— Start of PROVIDED RECORDS —

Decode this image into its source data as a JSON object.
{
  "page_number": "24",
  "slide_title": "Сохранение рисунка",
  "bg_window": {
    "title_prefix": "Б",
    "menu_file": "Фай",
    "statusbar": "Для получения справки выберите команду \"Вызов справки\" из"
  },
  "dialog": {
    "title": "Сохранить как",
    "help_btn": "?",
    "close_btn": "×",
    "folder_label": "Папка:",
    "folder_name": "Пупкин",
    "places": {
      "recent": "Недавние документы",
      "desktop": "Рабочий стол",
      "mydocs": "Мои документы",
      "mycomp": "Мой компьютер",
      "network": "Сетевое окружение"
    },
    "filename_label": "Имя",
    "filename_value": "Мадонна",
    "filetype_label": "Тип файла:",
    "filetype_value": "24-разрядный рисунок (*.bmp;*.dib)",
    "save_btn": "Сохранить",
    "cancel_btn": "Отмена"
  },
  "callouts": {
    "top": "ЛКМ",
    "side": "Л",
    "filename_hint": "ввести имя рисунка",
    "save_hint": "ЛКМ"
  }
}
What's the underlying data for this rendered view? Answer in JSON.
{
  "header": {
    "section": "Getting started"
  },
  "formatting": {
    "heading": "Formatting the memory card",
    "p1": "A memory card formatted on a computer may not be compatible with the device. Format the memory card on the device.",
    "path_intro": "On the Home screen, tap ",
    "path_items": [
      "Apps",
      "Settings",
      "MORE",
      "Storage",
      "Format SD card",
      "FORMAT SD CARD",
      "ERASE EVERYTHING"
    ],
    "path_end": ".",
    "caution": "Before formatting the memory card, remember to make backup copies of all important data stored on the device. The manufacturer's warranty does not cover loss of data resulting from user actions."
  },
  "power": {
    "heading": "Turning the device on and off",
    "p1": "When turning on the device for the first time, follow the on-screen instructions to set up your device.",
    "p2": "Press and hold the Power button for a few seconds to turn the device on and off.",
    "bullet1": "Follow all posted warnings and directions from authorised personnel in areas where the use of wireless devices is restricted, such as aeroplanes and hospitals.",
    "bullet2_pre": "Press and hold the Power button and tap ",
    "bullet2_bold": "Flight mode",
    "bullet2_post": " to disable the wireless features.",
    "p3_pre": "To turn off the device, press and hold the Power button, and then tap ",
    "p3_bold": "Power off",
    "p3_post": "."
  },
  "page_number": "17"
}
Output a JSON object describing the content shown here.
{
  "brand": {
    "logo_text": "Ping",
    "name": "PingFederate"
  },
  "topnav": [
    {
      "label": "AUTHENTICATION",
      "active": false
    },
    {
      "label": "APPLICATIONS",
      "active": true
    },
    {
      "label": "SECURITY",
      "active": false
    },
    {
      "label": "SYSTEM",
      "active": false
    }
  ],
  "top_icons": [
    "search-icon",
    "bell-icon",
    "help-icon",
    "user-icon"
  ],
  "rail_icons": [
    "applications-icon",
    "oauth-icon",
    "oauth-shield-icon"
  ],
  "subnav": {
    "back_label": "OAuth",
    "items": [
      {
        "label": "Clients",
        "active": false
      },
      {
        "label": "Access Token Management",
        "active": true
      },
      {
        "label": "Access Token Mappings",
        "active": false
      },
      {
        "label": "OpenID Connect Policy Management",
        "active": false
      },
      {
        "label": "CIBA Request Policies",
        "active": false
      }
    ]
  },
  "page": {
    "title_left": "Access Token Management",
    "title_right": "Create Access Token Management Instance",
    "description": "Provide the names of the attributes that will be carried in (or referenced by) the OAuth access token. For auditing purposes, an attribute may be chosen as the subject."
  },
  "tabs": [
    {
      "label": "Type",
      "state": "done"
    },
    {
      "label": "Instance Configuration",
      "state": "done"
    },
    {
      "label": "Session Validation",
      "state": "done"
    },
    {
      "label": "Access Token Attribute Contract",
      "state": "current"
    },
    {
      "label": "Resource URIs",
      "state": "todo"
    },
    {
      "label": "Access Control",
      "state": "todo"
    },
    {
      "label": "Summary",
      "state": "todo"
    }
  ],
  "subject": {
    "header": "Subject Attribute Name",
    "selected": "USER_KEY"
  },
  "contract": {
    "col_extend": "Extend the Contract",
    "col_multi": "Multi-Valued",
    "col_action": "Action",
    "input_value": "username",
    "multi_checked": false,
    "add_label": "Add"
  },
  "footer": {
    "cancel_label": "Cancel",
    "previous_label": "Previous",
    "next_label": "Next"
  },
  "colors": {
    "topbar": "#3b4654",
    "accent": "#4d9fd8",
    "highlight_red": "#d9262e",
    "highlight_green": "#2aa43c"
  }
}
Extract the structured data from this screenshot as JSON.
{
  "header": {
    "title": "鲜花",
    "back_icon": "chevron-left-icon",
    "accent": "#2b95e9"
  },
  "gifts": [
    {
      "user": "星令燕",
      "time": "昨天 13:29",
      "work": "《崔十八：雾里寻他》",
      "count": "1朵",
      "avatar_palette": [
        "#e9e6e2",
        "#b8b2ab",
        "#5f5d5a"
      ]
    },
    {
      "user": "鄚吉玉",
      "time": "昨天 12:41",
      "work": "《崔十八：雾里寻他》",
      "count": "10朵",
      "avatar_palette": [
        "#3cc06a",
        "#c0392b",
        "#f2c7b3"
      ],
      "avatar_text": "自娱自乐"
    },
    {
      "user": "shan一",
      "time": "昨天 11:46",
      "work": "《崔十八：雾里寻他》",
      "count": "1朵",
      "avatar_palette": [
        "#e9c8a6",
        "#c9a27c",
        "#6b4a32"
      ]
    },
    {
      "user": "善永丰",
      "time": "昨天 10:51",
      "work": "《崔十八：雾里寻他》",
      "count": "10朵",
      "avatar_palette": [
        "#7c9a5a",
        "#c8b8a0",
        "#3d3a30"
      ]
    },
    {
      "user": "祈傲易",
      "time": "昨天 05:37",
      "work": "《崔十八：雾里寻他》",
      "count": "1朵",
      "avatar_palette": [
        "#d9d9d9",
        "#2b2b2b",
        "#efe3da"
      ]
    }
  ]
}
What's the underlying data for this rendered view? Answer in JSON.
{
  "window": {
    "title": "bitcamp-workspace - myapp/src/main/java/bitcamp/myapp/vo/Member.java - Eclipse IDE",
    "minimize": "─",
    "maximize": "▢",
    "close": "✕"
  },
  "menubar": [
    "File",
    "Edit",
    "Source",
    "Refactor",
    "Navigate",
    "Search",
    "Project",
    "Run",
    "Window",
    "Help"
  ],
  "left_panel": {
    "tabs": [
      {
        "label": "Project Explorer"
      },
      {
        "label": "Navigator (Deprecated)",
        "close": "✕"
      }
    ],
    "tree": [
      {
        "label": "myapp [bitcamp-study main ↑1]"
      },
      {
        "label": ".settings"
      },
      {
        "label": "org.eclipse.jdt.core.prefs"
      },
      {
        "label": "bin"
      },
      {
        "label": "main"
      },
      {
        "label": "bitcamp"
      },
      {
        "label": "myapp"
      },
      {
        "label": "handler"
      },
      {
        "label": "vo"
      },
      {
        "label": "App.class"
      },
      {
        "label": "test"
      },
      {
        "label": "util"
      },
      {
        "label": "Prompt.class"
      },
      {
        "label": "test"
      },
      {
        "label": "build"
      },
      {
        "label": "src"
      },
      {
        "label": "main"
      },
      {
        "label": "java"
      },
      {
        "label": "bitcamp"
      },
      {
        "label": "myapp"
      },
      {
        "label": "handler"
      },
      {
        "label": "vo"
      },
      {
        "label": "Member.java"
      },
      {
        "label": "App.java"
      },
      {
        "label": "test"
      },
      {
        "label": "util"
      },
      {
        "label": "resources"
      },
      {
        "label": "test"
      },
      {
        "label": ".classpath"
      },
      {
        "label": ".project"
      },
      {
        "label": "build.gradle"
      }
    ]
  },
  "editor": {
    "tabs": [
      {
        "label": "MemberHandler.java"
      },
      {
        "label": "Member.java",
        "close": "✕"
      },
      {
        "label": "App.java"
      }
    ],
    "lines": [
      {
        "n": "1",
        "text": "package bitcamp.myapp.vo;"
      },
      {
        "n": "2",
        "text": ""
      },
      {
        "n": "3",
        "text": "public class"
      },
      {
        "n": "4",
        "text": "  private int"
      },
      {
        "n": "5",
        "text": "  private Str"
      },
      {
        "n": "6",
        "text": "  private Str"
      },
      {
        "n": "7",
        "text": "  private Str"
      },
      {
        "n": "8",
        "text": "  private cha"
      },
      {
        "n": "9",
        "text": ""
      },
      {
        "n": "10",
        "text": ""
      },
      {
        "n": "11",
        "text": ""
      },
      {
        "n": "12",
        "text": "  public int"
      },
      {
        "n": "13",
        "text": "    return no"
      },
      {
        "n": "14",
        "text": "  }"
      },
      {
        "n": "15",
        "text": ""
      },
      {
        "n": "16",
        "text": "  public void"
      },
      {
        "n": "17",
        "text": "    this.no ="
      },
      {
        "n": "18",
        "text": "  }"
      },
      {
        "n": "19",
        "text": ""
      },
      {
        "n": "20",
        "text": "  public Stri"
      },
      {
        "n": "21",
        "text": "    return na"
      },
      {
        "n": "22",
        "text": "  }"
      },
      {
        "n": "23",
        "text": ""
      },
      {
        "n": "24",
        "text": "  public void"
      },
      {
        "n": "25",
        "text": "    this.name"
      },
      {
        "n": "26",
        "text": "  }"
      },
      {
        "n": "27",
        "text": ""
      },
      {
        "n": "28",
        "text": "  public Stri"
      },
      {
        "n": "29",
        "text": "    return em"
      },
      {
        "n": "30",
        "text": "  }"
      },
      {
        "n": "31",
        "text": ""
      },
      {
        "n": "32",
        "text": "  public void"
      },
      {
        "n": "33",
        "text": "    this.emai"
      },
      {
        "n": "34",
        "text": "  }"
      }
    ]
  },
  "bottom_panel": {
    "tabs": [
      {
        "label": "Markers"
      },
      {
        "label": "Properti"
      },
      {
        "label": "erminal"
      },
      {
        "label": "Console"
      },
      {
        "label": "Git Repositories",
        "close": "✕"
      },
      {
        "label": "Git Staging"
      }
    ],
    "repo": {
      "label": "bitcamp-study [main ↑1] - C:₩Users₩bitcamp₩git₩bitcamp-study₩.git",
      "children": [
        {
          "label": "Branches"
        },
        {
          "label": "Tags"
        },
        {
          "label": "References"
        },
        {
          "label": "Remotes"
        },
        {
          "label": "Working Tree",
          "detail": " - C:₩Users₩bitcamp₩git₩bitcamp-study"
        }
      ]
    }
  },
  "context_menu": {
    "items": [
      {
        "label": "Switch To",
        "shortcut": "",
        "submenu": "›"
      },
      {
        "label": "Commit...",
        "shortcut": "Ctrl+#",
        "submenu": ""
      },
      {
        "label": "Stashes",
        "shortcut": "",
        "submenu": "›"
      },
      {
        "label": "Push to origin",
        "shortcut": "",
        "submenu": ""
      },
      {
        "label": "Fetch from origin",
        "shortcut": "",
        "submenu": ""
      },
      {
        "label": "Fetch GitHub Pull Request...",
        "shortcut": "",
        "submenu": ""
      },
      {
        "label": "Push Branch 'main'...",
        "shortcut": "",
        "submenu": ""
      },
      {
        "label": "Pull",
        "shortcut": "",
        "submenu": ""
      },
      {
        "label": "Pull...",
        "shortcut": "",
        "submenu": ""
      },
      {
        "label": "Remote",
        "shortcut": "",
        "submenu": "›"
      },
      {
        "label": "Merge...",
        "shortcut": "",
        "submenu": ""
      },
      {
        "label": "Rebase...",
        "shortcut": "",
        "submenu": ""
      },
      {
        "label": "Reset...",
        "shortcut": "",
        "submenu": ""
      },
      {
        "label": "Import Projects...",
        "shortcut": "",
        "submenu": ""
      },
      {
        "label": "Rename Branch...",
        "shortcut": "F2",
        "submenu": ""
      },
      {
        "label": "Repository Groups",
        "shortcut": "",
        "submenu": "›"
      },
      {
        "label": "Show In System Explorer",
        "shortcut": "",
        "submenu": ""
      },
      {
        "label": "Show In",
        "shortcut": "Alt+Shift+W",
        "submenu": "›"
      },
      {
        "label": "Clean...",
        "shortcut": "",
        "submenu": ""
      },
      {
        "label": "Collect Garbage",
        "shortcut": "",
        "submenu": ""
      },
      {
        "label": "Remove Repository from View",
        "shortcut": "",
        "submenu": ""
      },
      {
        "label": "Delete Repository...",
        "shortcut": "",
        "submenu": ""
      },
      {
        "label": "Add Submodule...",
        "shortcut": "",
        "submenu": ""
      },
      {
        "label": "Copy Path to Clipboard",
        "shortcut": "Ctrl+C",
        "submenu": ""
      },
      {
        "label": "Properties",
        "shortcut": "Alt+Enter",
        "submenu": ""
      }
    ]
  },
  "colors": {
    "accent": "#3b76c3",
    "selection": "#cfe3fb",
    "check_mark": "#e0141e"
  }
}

— End of PROVIDED RECORDS —

PROBLEM TO SOLVE. Reply with nothing except the number of lines in the listing above that include "heading".

SOLUTION FOR THIS EXERCISE. 2